* **Short exercise A**
Name every parameter listed under "Indicators Configuration" in the pipeline configuration text.
* **Short exercise B**
Carry the pipeline configuration text forward from its last sentence.

* **Document passage**
-- Start --

If we want to remove the data from these 3 folders, we will have to do it manually.

Configurations

There are 3 configurations in the configuration python file. There are parameters we might want to configure:

Submission Configuration:
  • skip_check_needs_submission: Skips running the pipeline if that model has already been submitted.
  • numerai_submit: Submits (or not) predictions using numerapi.
Indicators Configuration:
  • indicators_static: List of indicators with a non-configurable time interval.
  • indicators_dynamic: List of indicators with configurable time intervals.
  • static_lags: List of lags to create features for the indicators_static. The numbers are multiplied by the non-configurable time interval and casted to integer. Then shifts using the result value.
  • dynamic_lags: List of lags to create features for the indicators_dynamic. Just shifts.
  • dynamic_windows: Time intervals for the indicators_dynamic.
Data Configuration:
  • skip_download: Runs the pipeline without downloading the data from the provider (useful if we already did that).
  • static_data: Uses a folder with already downloaded data (train, validation and targets). Useful to train and validate at any time with the same data (needs to be placed in the folder manually). When using this option, live tickers to submit will be 0 (except if the 'static data' is the same as the one we get with a regular download during that week).

-- End --

* **Raw data**
-- Start --

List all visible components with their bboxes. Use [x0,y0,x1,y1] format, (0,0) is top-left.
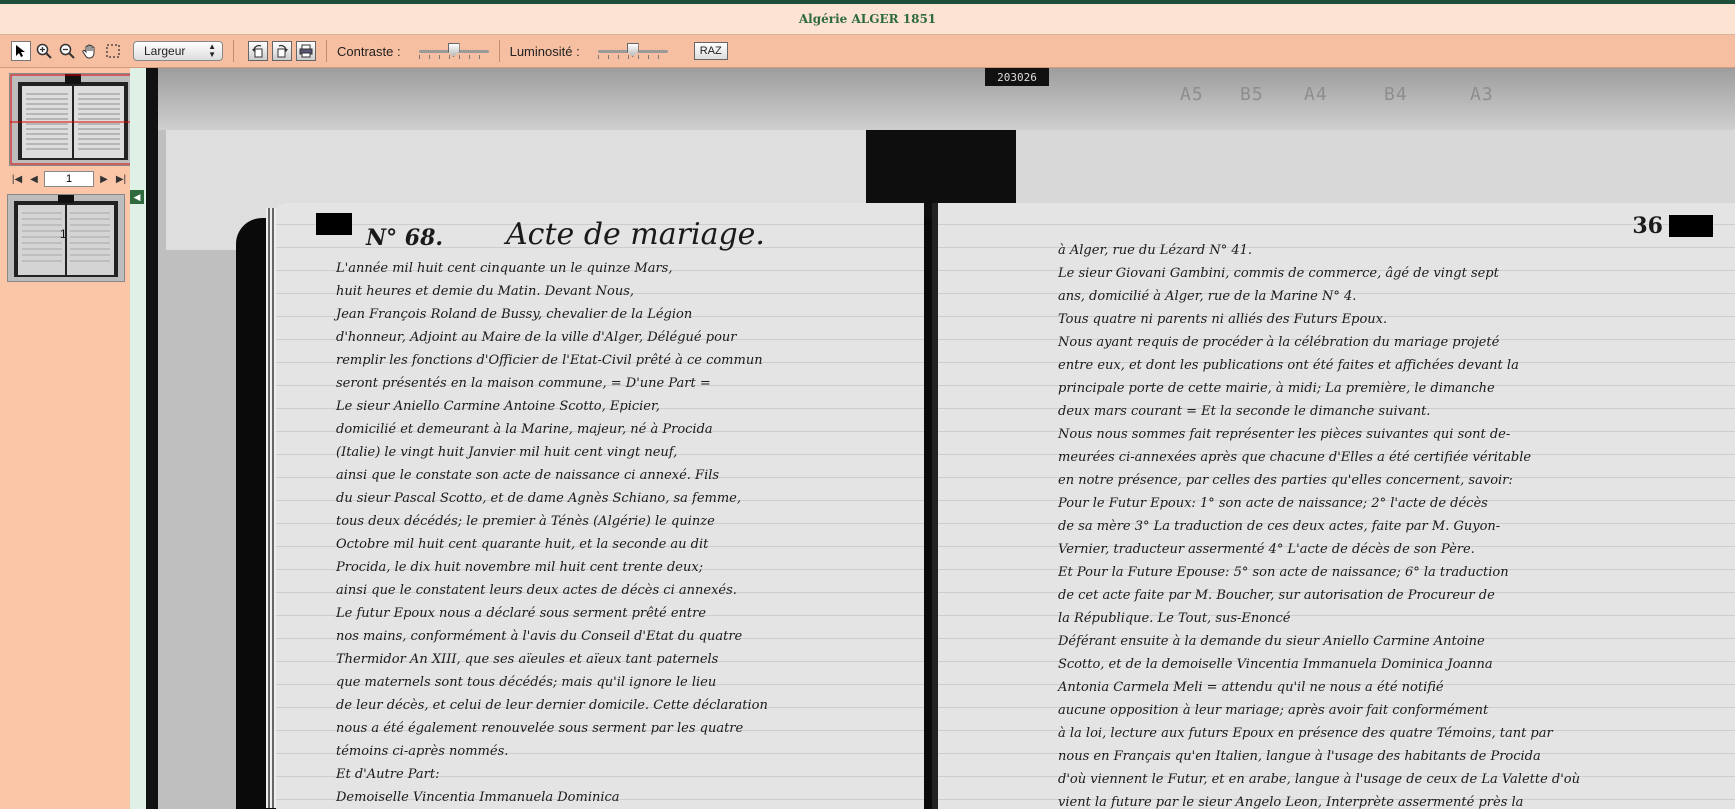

-- End --

* **Exercise output A**
indicators_static, indicators_dynamic, static_lags, dynamic_lags, dynamic_windows

* **Exercise output B**
  • target_name: Name of the target column.
  • raw_data: Data provider name (currently just accepts 'yahoo').
  • transformation_type: Used to build features from the indicators. Currently accepts binning, zscoring and ranking.

Targets

We are creating our custom target but the pipeline uses the one provided by Numerai.

Future lines

Some ideas thay can be integrated in the pipeline or implemented using data generated by it:

  • Mean Decrease Accuracy for feature selection.
  • Era wise Time Series Purged Cross Validation for hyper-parameter tuning.
  • Add regularization to Z-Score and Rank transformations.
  • Try paid sources of data to generate features based on fundamentals or improve the quality of the ones based on price and volume.
  • Remove last x train eras or first x validation ones to avoid data leakage on the validation metrics.